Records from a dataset
------

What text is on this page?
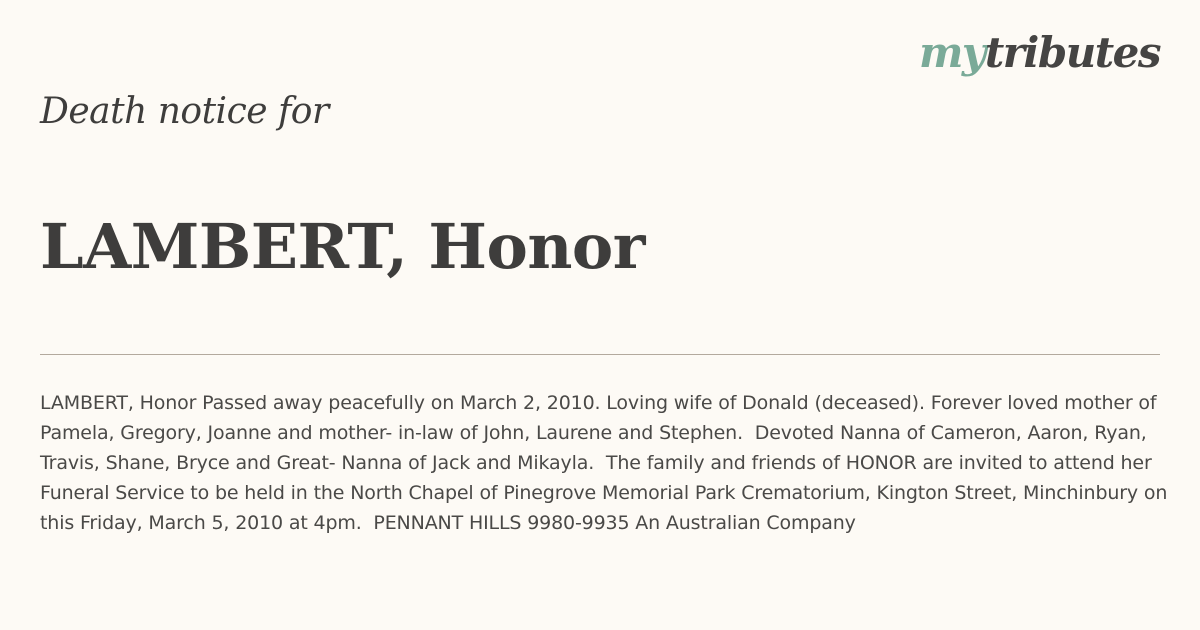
mytributes
Death notice for
LAMBERT, Honor

LAMBERT, Honor Passed away peacefully on March 2, 2010. Loving wife of Donald (deceased). Forever loved mother of Pamela, Gregory, Joanne and mother- in-law of John, Laurene and Stephen.  Devoted Nanna of Cameron, Aaron, Ryan, Travis, Shane, Bryce and Great- Nanna of Jack and Mikayla.  The family and friends of HONOR are invited to attend her Funeral Service to be held in the North Chapel of Pinegrove Memorial Park Crematorium, Kington Street, Minchinbury on this Friday, March 5, 2010 at 4pm.  PENNANT HILLS 9980-9935 An Australian Company
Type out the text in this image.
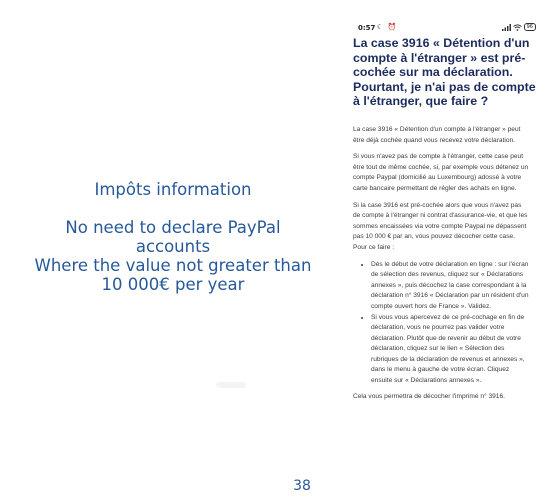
Impôts information
No need to declare PayPal
accounts
Where the value not greater than
10 000€ per year
0:57 ☾ ⏰	96
La case 3916 « Détention d'un compte à l'étranger » est pré-cochée sur ma déclaration. Pourtant, je n'ai pas de compte à l'étranger, que faire ?

La case 3916 « Détention d'un compte à l'étranger » peut être déjà cochée quand vous recevez votre déclaration.

Si vous n'avez pas de compte à l'étranger, cette case peut être tout de même cochée, si, par exemple vous détenez un compte Paypal (domicilié au Luxembourg) adossé à votre carte bancaire permettant de régler des achats en ligne.

Si la case 3916 est pré-cochée alors que vous n'avez pas de compte à l'étranger ni contrat d'assurance-vie, et que les sommes encaissées via votre compte Paypal ne dépassent pas 10 000 € par an, vous pouvez décocher cette case. Pour ce faire :

• Dès le début de votre déclaration en ligne : sur l'écran de sélection des revenus, cliquez sur « Déclarations annexes », puis décochez la case correspondant à la déclaration n° 3916 « Déclaration par un résident d'un compte ouvert hors de France ». Validez.
• Si vous vous apercevez de ce pré-cochage en fin de déclaration, vous ne pourrez pas valider votre déclaration. Plutôt que de revenir au début de votre déclaration, cliquez sur le lien « Sélection des rubriques de la déclaration de revenus et annexes », dans le menu à gauche de votre écran. Cliquez ensuite sur « Déclarations annexes ».

Cela vous permettra de décocher l'imprimé n° 3916.

38
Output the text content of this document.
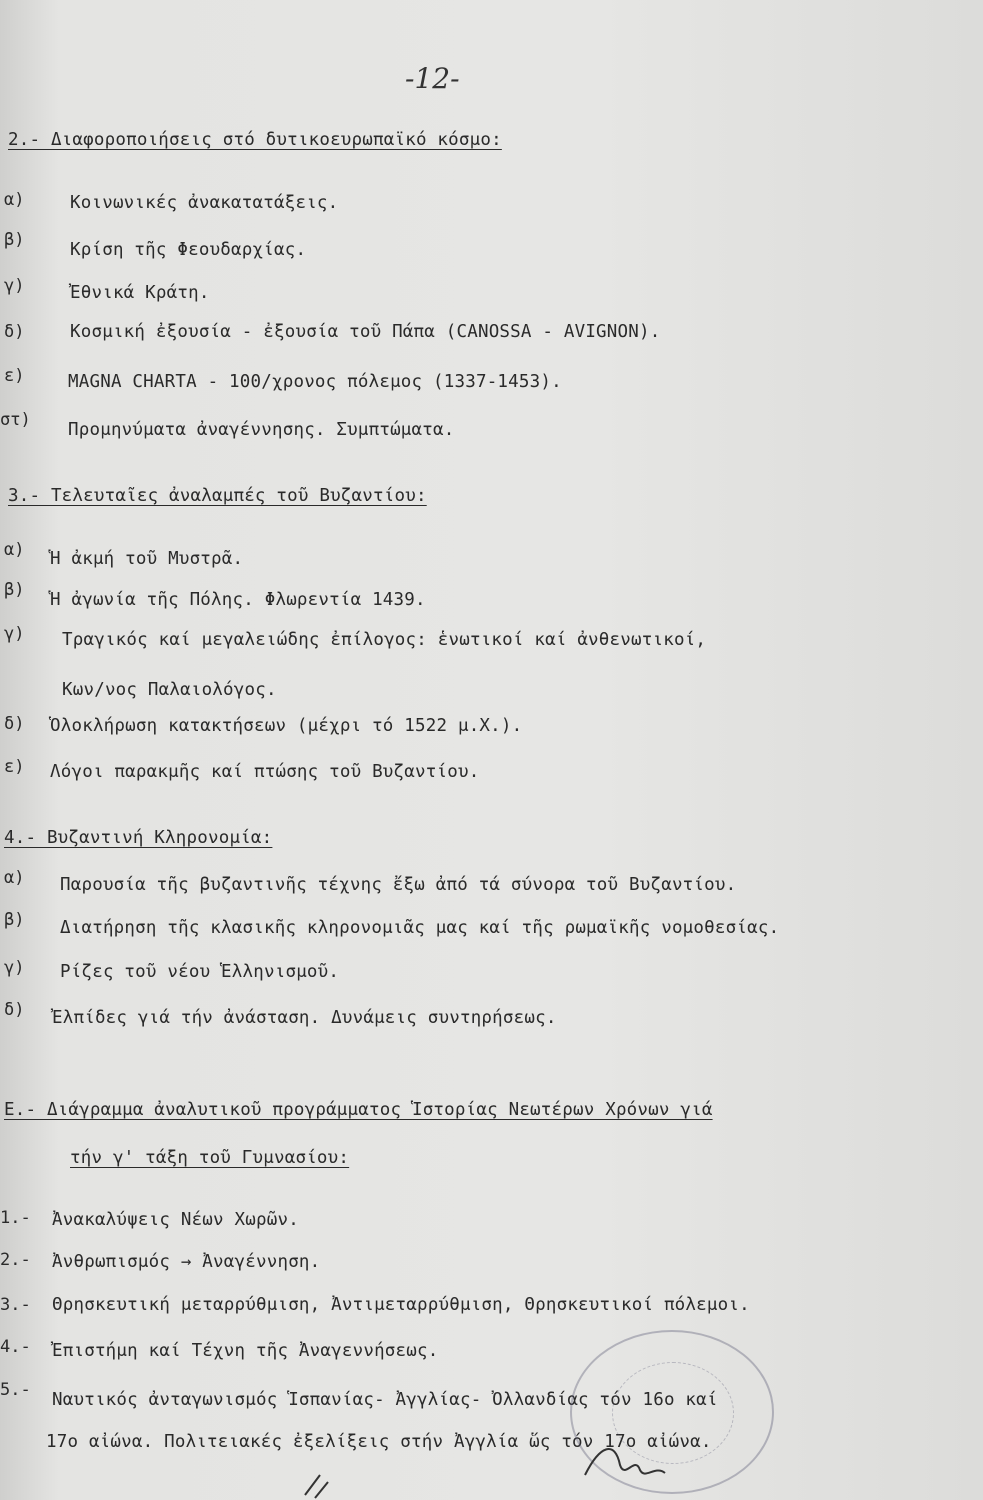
-12-
2.- Διαφοροποιήσεις στό δυτικοευρωπαϊκό κόσμο:
α)	Κοινωνικές ἀνακατατάξεις.
β)	Κρίση τῆς Φεουδαρχίας.
γ)	Ἐθνικά Κράτη.
δ)	Κοσμική ἐξουσία - ἐξουσία τοῦ Πάπα (CANOSSA - AVIGNON).
ε) MAGNA CHARTA - 100/χρονος πόλεμος (1337-1453).
στ) Προμηνύματα ἀναγέννησης. Συμπτώματα.
3.- Τελευταῖες ἀναλαμπές τοῦ Βυζαντίου:
α) Ἡ ἀκμή τοῦ Μυστρᾶ.
β) Ἡ ἀγωνία τῆς Πόλης. Φλωρεντία 1439.
γ) Τραγικός καί μεγαλειώδης ἐπίλογος: ἑνωτικοί καί ἀνθενωτικοί,
Κων/νος Παλαιολόγος.
δ) Ὁλοκλήρωση κατακτήσεων (μέχρι τό 1522 μ.Χ.).
ε) Λόγοι παρακμῆς καί πτώσης τοῦ Βυζαντίου.
4.- Βυζαντινή Κληρονομία:
α) Παρουσία τῆς βυζαντινῆς τέχνης ἔξω ἀπό τά σύνορα τοῦ Βυζαντίου.
β) Διατήρηση τῆς κλασικῆς κληρονομιᾶς μας καί τῆς ρωμαϊκῆς νομοθεσίας.
γ) Ρίζες τοῦ νέου Ἑλληνισμοῦ.
δ) Ἐλπίδες γιά τήν ἀνάσταση. Δυνάμεις συντηρήσεως.
Ε.- Διάγραμμα ἀναλυτικοῦ προγράμματος Ἱστορίας Νεωτέρων Χρόνων γιά
τήν γ' τάξη τοῦ Γυμνασίου:
1.- Ἀνακαλύψεις Νέων Χωρῶν.
2.- Ἀνθρωπισμός → Ἀναγέννηση.
3.- Θρησκευτική μεταρρύθμιση, Ἀντιμεταρρύθμιση, Θρησκευτικοί πόλεμοι.
4.- Ἐπιστήμη καί Τέχνη τῆς Ἀναγεννήσεως.
5.- Ναυτικός ἀνταγωνισμός Ἱσπανίας- Ἀγγλίας- Ὀλλανδίας τόν 16ο καί
17ο αἰώνα. Πολιτειακές ἐξελίξεις στήν Ἀγγλία ὥς τόν 17ο αἰώνα.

------

Find the word "text" in the entries above and gather every line that holds it.

What text is on this page?
Type out the text in this image.
Output the text content of this document.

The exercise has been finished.